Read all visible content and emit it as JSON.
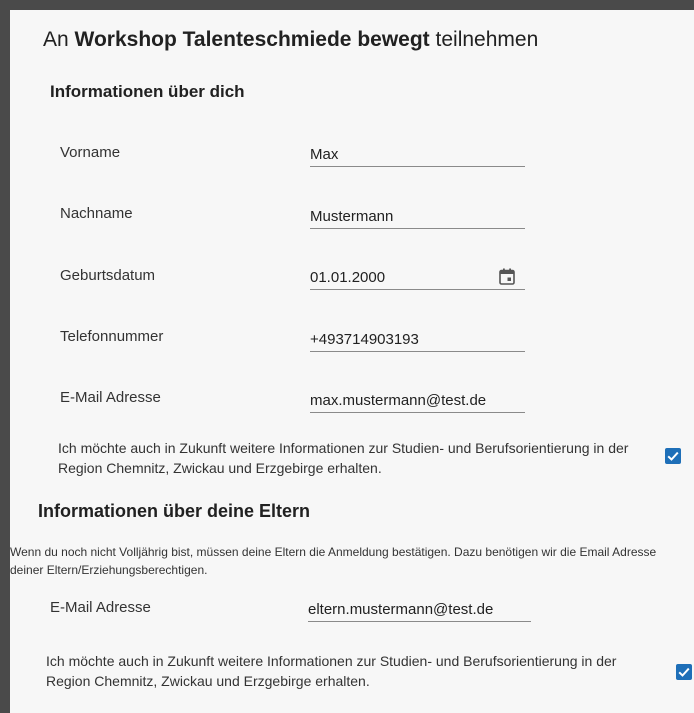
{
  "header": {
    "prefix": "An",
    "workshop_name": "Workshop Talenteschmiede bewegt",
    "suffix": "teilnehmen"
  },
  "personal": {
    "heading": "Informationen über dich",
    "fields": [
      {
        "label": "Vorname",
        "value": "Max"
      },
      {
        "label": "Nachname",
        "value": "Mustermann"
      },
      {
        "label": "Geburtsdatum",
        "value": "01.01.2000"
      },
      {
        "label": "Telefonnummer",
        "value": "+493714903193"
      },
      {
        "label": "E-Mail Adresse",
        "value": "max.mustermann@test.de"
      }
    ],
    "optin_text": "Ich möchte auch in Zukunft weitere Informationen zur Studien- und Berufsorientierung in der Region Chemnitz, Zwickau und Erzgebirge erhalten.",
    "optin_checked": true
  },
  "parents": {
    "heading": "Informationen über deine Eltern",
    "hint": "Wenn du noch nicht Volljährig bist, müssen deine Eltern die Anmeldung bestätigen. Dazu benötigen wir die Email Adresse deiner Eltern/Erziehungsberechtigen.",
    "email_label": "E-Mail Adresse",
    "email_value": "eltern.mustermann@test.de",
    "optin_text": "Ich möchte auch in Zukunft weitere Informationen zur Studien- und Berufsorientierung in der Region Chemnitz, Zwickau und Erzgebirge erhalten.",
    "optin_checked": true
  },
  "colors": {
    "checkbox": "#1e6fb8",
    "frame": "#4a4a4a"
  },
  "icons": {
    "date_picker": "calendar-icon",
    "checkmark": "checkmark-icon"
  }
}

------------------------------------------------

Reproduce the material in full, word for word, and omit the pictures.

Read all visible content and emit it as JSON.
{
  "header": {
    "prefix": "An",
    "workshop_name": "Workshop Talenteschmiede bewegt",
    "suffix": "teilnehmen"
  },
  "personal": {
    "heading": "Informationen über dich",
    "fields": [
      {
        "label": "Vorname",
        "value": "Max"
      },
      {
        "label": "Nachname",
        "value": "Mustermann"
      },
      {
        "label": "Geburtsdatum",
        "value": "01.01.2000"
      },
      {
        "label": "Telefonnummer",
        "value": "+493714903193"
      },
      {
        "label": "E-Mail Adresse",
        "value": "max.mustermann@test.de"
      }
    ],
    "optin_text": "Ich möchte auch in Zukunft weitere Informationen zur Studien- und Berufsorientierung in der Region Chemnitz, Zwickau und Erzgebirge erhalten.",
    "optin_checked": true
  },
  "parents": {
    "heading": "Informationen über deine Eltern",
    "hint": "Wenn du noch nicht Volljährig bist, müssen deine Eltern die Anmeldung bestätigen. Dazu benötigen wir die Email Adresse deiner Eltern/Erziehungsberechtigen.",
    "email_label": "E-Mail Adresse",
    "email_value": "eltern.mustermann@test.de",
    "optin_text": "Ich möchte auch in Zukunft weitere Informationen zur Studien- und Berufsorientierung in der Region Chemnitz, Zwickau und Erzgebirge erhalten.",
    "optin_checked": true
  },
  "colors": {
    "checkbox": "#1e6fb8",
    "frame": "#4a4a4a"
  },
  "icons": {
    "date_picker": "calendar-icon",
    "checkmark": "checkmark-icon"
  }
}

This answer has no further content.